Required work —
A – In the character-frequency excerpt, what colormap is passed to make_heatmap?
B – Reproduce verbatim the entries from the line containing "bar-pumpfun-jul-2025[interactable] (696, 357, 727, 455)" through the line containing "legend-label: Pumpfun (1486, 277, 1557, 298)", including both of those lines.

The code that I have used can be seen below with python packages of numpy, pandas, matplotlib used for the data_analysis, data wrangling, and kbhamp and matplotlib for visualizations like that of the keyboard heatmap shown above and the frequency chart below.

Character frequency distribution from sample filipino text.
import numpy as np
import pandas as pd
import matplotlib.pyplot as plt
from kbhmap import Heatmap

wordset = open("lab8.txt", encoding="utf8").read()
unique,count = np.unique([char for char in wordset],return_counts=True)
char_dict = dict(zip(unique,count))

HMQ = Heatmap('qwerty')
HMQ.make_heatmap(char_dict, layout='qwerty', cmap="PuBuGn",sigmas=3)

from collections import Counter
my_str = wordset
counts=(Counter(my_str))

letters = list(counts.keys())
letters

exclude=["0", ",", "9", "4","8",".",'"',"'","-","2","3",';','5','6','7','\n','','',':','(',')','','','',"?",'[',']','!','','%','/','', 
       '*','´','`']
exclude_1=['ú', 'û', 'ù', 'ò', 'ó','ô' ]

for x in exclude:
    counts.pop(x)
counts

## Combine like-characters and also count that was not excluded
add_a=counts.get('A') + counts.get('â') + counts.get('á') + counts.get('à') + counts.get('Â') + counts.get('À') + counts.get('Á')
add_a
add_b=counts.get('B')
add_c=counts.get('C')
add_d=counts.get('D')
add_e=counts.get('E') + counts.get('é') + counts.get('è') + counts.get('è')
add_f=counts.get('F')
add_g=counts.get('G')
add_h=counts.get('H')
add_i=counts.get('I') + counts.get('í') + counts.get('î') + counts.get('ì') + counts.get('Ì')
add_j=counts.get('J')
add_k=counts.get('K')
add_l=counts.get('L')
add_m=counts.get('M')
add_n=counts.get('N')
add_o=counts.get('O') + counts.get('ò') + counts.get('ó') + counts.get('ô') + counts.get('Ó')
add_p=counts.get('P')
add_q=counts.get('Q')

Material for this task —
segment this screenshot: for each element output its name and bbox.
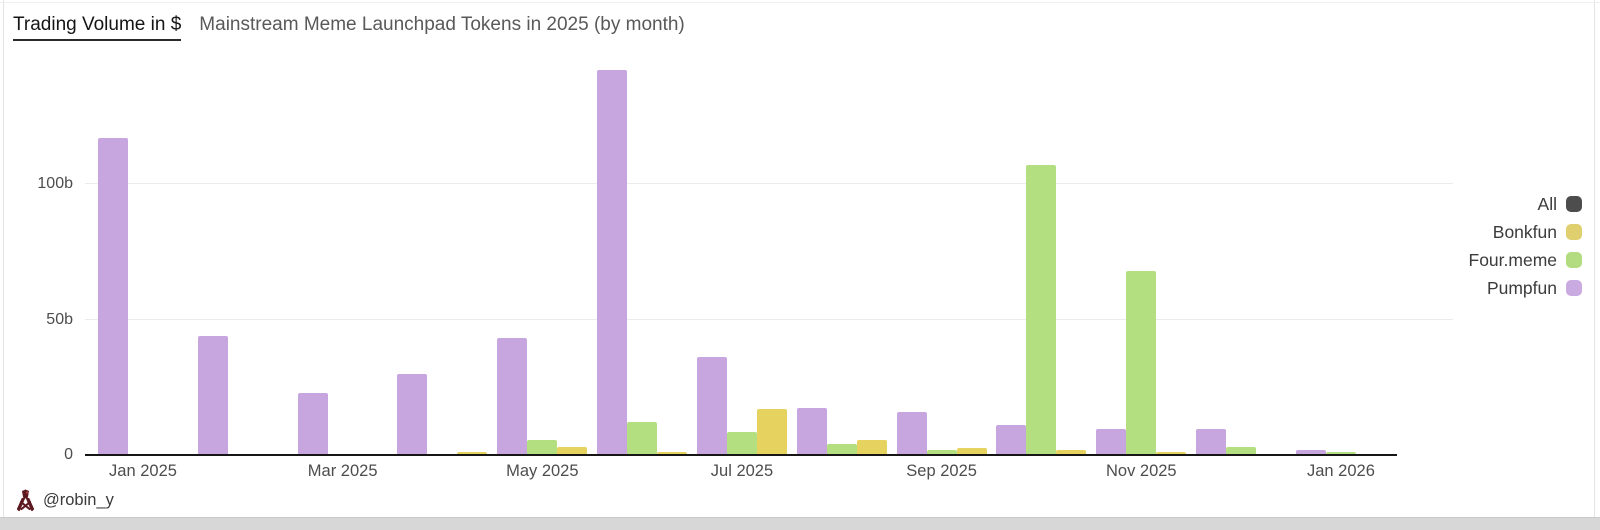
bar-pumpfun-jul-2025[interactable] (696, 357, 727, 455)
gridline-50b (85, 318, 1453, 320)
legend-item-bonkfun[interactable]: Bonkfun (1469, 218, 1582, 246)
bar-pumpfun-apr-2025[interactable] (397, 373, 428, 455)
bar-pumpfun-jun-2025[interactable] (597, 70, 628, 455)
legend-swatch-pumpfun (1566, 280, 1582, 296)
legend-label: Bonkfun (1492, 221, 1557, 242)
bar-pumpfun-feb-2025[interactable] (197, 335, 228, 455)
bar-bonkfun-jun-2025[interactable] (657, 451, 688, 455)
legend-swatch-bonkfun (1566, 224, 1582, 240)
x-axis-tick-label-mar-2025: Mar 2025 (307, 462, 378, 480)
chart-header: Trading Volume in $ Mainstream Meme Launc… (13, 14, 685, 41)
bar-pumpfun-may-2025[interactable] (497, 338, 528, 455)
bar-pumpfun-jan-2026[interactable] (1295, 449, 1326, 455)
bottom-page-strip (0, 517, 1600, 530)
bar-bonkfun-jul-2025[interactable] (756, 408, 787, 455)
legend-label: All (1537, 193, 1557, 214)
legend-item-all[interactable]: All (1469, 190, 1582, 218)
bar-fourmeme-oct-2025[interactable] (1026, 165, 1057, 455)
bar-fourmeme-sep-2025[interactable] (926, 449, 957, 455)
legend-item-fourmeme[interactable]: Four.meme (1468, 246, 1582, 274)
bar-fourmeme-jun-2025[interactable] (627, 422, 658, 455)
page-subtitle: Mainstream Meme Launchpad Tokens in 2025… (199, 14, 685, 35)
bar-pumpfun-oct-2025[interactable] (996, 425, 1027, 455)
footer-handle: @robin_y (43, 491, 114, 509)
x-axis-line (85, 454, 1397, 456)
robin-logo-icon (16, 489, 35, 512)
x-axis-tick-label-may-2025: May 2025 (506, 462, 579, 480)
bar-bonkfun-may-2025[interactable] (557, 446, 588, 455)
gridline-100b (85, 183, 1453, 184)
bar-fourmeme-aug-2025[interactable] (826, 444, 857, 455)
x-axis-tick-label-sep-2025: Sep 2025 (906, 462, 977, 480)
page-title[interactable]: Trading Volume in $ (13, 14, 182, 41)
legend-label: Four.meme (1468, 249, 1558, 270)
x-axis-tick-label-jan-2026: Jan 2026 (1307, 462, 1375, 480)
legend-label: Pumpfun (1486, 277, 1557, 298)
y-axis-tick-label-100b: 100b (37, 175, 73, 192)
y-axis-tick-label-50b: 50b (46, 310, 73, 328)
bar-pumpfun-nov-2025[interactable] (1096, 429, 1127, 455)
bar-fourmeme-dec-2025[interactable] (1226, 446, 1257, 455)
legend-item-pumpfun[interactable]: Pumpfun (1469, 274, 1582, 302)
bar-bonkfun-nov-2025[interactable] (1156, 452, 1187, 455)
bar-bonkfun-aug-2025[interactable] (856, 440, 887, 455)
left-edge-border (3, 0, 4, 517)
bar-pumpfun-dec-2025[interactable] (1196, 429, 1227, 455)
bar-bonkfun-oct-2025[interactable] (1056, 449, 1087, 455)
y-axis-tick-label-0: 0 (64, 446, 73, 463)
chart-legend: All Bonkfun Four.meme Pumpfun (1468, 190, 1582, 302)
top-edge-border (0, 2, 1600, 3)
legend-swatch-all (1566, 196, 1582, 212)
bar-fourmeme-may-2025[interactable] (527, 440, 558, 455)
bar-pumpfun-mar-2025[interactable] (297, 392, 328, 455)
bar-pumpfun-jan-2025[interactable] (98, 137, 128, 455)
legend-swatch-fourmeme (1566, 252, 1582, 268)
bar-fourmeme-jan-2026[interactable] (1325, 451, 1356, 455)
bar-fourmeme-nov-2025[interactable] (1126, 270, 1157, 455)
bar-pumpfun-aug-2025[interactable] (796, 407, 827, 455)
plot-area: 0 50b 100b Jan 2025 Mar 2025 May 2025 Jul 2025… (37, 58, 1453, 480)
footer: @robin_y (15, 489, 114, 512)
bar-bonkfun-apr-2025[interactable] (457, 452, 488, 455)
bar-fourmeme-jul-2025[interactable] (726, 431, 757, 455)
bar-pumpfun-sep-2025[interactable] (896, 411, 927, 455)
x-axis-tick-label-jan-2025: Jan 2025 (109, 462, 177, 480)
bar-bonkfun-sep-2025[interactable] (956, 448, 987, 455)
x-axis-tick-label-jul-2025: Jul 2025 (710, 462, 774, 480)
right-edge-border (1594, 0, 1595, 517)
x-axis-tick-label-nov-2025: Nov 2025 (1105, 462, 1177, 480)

--

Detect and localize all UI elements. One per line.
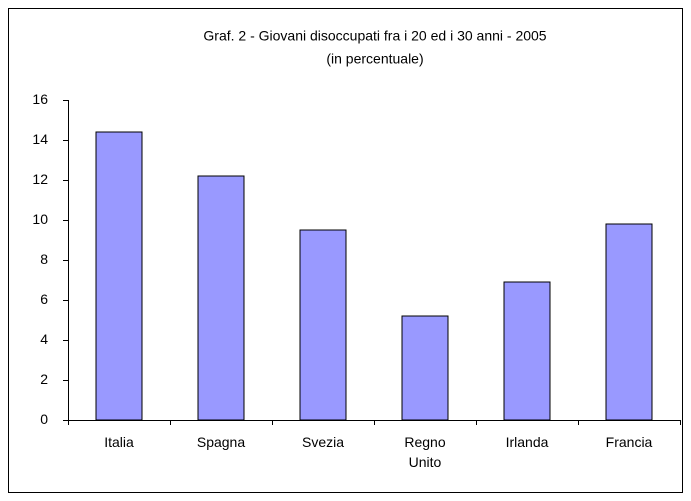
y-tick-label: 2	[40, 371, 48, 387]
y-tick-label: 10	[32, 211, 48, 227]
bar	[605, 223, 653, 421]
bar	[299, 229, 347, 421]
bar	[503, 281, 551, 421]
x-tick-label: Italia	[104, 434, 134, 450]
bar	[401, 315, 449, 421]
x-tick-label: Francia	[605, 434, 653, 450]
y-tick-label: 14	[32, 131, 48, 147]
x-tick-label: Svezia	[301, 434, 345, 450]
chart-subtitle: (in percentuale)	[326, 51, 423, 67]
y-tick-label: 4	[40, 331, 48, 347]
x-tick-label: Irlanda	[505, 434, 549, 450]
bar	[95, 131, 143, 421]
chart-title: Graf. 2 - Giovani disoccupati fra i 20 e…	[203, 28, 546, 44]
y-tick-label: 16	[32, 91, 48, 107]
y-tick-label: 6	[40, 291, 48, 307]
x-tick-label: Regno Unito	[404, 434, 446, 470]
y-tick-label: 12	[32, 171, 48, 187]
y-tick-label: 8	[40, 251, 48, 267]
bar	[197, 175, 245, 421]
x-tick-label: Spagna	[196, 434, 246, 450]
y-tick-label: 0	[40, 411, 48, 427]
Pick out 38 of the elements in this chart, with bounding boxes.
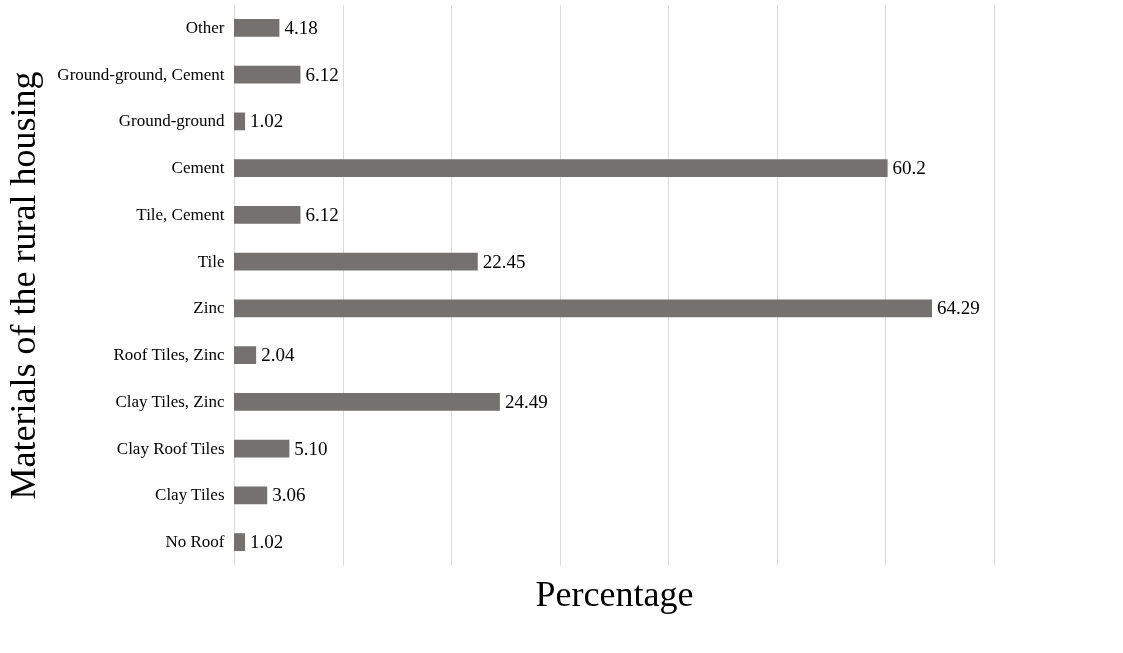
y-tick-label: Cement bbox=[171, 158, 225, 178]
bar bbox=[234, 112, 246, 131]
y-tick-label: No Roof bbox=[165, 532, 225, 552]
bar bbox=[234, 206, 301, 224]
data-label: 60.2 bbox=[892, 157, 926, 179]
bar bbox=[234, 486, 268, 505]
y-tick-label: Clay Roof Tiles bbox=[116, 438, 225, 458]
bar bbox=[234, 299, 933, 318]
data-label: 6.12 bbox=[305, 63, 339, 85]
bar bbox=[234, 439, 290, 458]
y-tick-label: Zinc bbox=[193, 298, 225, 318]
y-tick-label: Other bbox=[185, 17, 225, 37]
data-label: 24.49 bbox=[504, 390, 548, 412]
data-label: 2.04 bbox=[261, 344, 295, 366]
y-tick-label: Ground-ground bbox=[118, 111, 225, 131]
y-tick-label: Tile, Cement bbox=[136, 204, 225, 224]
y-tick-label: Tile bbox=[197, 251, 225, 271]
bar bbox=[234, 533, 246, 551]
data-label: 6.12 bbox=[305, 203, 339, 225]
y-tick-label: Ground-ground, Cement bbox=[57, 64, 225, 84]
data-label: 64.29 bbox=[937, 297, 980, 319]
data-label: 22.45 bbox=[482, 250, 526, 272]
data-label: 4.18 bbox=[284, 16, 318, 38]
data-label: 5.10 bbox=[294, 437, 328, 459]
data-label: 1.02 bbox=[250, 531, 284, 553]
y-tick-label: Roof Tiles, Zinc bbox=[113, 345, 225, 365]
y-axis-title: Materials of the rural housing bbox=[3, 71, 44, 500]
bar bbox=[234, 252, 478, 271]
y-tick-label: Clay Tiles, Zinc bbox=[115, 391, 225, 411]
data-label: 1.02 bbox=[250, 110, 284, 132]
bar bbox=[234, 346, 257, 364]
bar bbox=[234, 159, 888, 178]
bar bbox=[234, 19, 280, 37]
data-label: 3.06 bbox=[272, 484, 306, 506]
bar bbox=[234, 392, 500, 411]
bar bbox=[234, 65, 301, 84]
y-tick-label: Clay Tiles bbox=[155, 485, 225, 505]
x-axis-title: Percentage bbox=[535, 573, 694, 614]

...

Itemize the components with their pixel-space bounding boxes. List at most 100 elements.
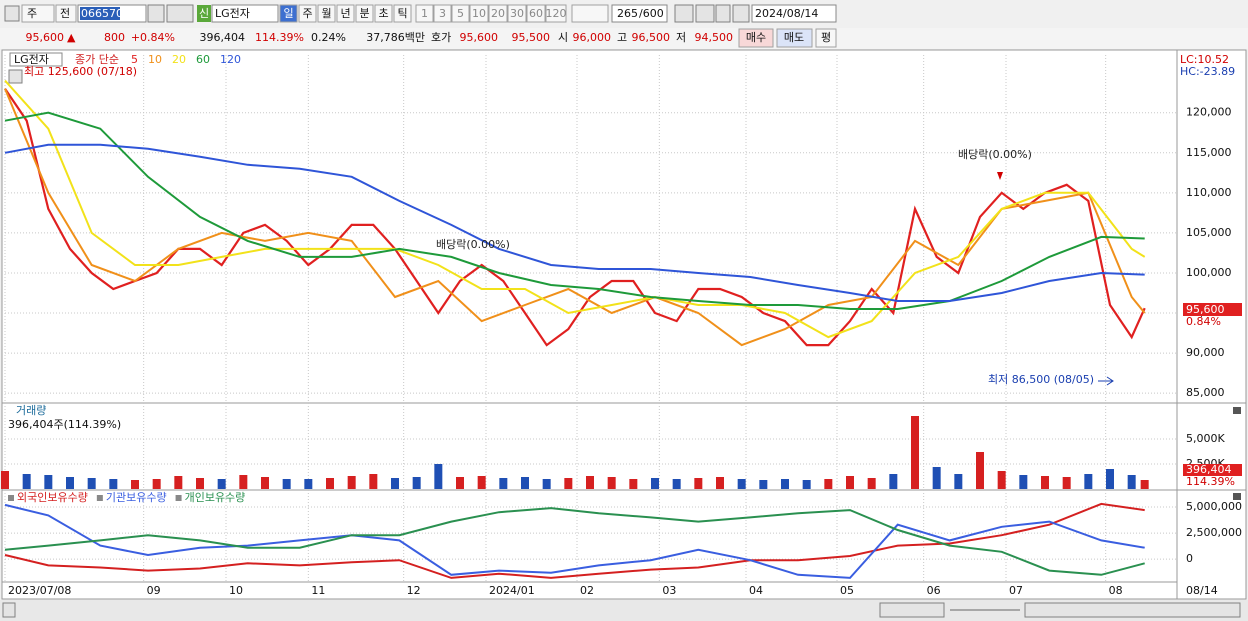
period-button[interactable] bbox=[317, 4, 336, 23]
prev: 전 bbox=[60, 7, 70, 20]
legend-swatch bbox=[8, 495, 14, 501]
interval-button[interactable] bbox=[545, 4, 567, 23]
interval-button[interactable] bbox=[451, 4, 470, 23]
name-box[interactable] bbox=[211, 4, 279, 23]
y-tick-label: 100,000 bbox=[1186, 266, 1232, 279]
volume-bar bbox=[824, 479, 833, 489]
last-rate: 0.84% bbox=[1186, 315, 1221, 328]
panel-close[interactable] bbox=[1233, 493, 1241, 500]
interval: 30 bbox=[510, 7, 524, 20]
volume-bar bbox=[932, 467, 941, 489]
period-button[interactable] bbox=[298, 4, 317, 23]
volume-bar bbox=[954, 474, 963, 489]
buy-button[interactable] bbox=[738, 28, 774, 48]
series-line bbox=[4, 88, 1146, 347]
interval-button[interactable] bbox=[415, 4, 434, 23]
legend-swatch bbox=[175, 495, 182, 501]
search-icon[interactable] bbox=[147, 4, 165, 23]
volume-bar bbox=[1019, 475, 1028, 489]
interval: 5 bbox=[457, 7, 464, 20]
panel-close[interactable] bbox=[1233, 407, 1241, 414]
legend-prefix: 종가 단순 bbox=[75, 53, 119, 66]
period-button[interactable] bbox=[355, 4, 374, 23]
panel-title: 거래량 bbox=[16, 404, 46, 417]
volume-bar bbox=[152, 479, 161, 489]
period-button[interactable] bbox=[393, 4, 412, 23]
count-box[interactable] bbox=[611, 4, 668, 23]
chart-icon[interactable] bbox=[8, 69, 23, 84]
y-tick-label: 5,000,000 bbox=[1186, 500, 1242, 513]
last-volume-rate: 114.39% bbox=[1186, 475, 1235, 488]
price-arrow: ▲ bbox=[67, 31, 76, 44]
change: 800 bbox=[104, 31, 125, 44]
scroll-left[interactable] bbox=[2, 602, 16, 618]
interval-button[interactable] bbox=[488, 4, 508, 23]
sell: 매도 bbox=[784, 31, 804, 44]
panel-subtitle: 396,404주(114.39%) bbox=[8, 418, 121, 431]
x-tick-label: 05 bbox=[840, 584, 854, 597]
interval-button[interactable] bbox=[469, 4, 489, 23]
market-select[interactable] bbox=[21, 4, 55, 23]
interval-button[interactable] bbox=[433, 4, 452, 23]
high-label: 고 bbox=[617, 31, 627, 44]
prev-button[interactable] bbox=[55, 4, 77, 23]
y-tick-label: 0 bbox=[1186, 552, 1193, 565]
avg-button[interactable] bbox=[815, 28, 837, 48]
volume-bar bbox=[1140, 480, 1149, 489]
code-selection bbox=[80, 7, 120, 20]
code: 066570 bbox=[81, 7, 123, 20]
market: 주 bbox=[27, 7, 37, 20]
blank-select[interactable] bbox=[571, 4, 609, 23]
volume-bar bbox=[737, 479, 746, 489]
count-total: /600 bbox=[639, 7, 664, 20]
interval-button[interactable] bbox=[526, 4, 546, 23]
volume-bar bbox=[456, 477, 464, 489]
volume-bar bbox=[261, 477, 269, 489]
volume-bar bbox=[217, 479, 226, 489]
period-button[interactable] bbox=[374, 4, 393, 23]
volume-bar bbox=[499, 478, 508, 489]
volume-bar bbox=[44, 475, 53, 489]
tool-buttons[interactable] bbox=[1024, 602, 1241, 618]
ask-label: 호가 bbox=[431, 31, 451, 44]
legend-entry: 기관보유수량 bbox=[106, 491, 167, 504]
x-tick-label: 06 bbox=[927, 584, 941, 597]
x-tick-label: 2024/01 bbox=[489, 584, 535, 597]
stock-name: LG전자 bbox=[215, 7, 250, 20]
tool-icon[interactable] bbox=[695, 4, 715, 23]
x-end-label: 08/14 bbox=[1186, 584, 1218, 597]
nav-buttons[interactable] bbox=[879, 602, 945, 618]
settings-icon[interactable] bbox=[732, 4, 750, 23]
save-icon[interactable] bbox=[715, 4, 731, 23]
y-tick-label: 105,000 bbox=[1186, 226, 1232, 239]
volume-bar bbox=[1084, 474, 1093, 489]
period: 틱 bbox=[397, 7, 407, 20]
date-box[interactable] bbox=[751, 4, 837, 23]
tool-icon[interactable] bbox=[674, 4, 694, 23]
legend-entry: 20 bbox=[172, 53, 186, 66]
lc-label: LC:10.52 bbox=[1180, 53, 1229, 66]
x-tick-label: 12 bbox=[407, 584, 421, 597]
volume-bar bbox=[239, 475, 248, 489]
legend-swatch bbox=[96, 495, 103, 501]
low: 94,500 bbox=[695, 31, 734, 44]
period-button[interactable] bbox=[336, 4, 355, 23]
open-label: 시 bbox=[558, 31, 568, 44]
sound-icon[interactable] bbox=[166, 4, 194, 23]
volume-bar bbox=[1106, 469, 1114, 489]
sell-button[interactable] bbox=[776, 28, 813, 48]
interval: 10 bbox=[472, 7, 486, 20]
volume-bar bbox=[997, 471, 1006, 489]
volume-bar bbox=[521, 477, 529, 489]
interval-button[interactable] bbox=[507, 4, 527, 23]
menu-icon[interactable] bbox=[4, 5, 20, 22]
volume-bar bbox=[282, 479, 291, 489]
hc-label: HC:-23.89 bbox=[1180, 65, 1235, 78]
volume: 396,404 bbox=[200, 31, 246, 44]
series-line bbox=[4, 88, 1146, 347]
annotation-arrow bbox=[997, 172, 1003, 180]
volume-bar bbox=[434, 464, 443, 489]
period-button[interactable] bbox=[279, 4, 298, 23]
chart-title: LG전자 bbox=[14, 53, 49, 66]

Task-by-task answers —
A – PuBuGn

B –
bar-pumpfun-jul-2025[interactable] (696, 357, 727, 455)
gridline-50b (85, 318, 1453, 320)
legend-item-bonkfun[interactable]: Bonkfun (1469, 218, 1582, 246)
bar-pumpfun-apr-2025[interactable] (397, 373, 428, 455)
bar-pumpfun-jun-2025[interactable] (597, 70, 628, 455)
legend-swatch-pumpfun (1566, 280, 1582, 296)
legend-label: Bonkfun (1492, 221, 1557, 242)
bar-pumpfun-feb-2025[interactable] (197, 335, 228, 455)
bar-bonkfun-jun-2025[interactable] (657, 451, 688, 455)
legend-swatch-bonkfun (1566, 224, 1582, 240)
x-axis-tick-label-mar-2025: Mar 2025 (307, 462, 378, 480)
chart-header: Trading Volume in $ Mainstream Meme Launc… (13, 14, 685, 41)
bar-pumpfun-may-2025[interactable] (497, 338, 528, 455)
bar-pumpfun-jan-2026[interactable] (1295, 449, 1326, 455)
bottom-page-strip (0, 517, 1600, 530)
bar-bonkfun-jul-2025[interactable] (756, 408, 787, 455)
legend-label: All (1537, 193, 1557, 214)
legend-item-all[interactable]: All (1469, 190, 1582, 218)
bar-fourmeme-oct-2025[interactable] (1026, 165, 1057, 455)
bar-fourmeme-sep-2025[interactable] (926, 449, 957, 455)
legend-item-fourmeme[interactable]: Four.meme (1468, 246, 1582, 274)
bar-fourmeme-jun-2025[interactable] (627, 422, 658, 455)
page-subtitle: Mainstream Meme Launchpad Tokens in 2025… (199, 14, 685, 35)
bar-pumpfun-oct-2025[interactable] (996, 425, 1027, 455)
footer-handle: @robin_y (43, 491, 114, 509)
x-axis-line (85, 454, 1397, 456)
robin-logo-icon (16, 489, 35, 512)
x-axis-tick-label-may-2025: May 2025 (506, 462, 579, 480)
bar-bonkfun-may-2025[interactable] (557, 446, 588, 455)
gridline-100b (85, 183, 1453, 184)
bar-fourmeme-aug-2025[interactable] (826, 444, 857, 455)
x-axis-tick-label-sep-2025: Sep 2025 (906, 462, 977, 480)
page-title[interactable]: Trading Volume in $ (13, 14, 182, 41)
legend-label: Four.meme (1468, 249, 1558, 270)
x-axis-tick-label-jan-2026: Jan 2026 (1307, 462, 1375, 480)
legend-label: Pumpfun (1486, 277, 1557, 298)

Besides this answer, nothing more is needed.